■ **SET TASK**
Below is a block of records. Copy every line in it that contains the word "ORCID".

______________________________

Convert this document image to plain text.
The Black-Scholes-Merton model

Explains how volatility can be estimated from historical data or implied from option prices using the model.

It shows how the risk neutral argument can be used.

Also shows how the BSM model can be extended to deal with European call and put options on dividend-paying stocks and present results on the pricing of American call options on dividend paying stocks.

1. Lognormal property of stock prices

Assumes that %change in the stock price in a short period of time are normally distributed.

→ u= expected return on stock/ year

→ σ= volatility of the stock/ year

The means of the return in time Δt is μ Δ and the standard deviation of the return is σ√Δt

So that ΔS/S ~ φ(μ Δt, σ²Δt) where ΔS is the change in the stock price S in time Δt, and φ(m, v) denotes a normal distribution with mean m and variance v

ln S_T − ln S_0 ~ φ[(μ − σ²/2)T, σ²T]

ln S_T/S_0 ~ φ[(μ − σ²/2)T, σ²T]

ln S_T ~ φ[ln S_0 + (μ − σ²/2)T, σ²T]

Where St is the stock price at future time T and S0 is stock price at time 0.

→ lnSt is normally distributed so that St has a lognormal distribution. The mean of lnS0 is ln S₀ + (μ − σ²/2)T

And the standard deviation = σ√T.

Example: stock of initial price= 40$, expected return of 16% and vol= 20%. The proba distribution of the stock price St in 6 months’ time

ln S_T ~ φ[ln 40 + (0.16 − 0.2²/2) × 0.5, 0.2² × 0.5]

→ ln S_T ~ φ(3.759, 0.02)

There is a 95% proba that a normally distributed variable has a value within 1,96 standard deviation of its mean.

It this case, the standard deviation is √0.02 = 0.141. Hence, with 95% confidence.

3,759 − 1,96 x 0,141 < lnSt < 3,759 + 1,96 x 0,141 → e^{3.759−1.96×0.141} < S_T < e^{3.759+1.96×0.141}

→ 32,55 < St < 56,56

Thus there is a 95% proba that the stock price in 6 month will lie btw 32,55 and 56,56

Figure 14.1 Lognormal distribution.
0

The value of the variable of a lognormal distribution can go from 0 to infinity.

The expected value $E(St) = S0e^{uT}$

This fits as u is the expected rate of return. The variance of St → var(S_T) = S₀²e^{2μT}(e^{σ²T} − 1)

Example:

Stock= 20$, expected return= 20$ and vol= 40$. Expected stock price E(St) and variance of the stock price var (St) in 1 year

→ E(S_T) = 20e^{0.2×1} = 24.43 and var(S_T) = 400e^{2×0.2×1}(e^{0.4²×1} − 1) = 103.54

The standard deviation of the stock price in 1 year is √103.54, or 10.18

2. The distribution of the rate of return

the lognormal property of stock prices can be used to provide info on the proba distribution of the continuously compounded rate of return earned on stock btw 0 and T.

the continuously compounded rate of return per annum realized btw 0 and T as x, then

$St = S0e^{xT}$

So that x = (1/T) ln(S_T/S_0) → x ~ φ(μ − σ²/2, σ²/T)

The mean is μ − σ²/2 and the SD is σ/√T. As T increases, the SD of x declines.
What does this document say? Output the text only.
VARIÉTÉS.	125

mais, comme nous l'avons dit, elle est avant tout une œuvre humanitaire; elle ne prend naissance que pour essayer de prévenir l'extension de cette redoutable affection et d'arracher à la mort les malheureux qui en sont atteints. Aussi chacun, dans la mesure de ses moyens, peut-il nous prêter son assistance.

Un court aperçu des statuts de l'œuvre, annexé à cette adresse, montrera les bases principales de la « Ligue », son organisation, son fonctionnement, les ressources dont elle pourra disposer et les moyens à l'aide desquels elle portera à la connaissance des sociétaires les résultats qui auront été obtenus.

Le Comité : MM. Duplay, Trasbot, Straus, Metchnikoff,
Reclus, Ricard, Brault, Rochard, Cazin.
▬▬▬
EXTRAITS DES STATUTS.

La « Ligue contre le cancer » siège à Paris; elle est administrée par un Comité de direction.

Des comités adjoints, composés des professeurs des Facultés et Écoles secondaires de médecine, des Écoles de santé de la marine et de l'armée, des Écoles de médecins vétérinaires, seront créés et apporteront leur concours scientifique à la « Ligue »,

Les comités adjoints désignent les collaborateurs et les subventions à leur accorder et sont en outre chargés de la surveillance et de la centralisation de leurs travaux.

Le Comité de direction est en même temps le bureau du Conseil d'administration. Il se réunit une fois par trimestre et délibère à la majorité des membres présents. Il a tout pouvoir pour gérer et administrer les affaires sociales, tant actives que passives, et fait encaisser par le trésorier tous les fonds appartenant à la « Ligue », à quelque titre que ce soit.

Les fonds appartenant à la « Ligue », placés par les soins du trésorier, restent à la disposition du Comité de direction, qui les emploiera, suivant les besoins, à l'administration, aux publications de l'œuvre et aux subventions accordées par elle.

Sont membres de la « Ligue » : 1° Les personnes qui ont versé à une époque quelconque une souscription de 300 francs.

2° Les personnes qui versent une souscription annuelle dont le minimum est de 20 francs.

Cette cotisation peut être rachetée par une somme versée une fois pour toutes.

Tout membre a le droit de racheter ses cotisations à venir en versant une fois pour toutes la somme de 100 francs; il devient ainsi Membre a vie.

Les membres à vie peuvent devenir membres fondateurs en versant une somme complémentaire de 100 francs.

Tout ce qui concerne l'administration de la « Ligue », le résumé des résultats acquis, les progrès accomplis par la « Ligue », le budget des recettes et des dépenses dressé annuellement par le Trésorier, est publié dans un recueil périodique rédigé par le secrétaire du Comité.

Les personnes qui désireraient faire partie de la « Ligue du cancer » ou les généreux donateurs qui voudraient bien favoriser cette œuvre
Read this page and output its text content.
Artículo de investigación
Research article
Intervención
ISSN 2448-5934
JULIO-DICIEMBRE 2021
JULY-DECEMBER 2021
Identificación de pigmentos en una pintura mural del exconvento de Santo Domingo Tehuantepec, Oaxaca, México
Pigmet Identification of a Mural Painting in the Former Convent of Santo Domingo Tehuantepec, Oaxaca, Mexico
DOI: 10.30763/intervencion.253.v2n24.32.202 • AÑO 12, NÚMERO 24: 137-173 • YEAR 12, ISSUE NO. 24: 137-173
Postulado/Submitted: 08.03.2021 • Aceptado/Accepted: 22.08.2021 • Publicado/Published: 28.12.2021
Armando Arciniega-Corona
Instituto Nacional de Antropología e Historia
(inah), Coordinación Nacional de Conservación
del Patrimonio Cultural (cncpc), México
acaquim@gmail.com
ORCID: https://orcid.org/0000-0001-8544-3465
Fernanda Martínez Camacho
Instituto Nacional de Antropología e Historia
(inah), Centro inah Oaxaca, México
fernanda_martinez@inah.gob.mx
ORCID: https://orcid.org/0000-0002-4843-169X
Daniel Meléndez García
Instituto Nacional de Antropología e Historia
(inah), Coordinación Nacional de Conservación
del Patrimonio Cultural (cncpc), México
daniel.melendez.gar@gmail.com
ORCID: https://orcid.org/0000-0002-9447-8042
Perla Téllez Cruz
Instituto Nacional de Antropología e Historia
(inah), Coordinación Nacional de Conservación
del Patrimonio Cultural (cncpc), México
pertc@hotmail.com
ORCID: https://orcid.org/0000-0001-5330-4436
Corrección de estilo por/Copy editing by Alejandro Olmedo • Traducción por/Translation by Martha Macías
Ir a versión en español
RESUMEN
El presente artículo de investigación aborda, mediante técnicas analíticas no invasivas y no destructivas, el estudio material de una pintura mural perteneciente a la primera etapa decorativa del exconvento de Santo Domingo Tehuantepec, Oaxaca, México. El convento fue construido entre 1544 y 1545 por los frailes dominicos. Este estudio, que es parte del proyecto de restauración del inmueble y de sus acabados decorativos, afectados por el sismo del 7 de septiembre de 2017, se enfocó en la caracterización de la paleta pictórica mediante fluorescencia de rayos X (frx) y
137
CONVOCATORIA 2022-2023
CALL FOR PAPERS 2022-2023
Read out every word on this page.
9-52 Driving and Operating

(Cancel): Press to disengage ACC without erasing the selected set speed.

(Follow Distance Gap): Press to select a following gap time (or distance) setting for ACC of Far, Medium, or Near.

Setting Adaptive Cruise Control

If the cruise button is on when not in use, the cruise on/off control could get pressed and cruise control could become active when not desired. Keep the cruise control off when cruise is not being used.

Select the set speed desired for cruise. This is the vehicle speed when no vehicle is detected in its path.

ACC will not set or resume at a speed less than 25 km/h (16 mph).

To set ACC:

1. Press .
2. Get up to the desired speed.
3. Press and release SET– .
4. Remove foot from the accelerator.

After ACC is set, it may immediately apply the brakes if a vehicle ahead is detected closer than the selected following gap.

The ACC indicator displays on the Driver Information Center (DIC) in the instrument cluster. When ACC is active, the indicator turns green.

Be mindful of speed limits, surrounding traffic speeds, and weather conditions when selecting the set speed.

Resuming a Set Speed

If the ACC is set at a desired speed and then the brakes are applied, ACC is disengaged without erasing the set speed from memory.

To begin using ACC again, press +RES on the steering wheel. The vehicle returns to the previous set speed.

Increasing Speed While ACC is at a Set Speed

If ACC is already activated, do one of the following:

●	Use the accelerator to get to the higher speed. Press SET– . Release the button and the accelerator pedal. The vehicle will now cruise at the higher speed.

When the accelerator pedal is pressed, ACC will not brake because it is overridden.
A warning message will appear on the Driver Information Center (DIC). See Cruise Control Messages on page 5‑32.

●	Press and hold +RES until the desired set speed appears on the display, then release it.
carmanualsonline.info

______________________________

■ **REPLY**
ORCID: https://orcid.org/0000-0001-8544-3465
ORCID: https://orcid.org/0000-0002-4843-169X
ORCID: https://orcid.org/0000-0002-9447-8042
ORCID: https://orcid.org/0000-0001-5330-4436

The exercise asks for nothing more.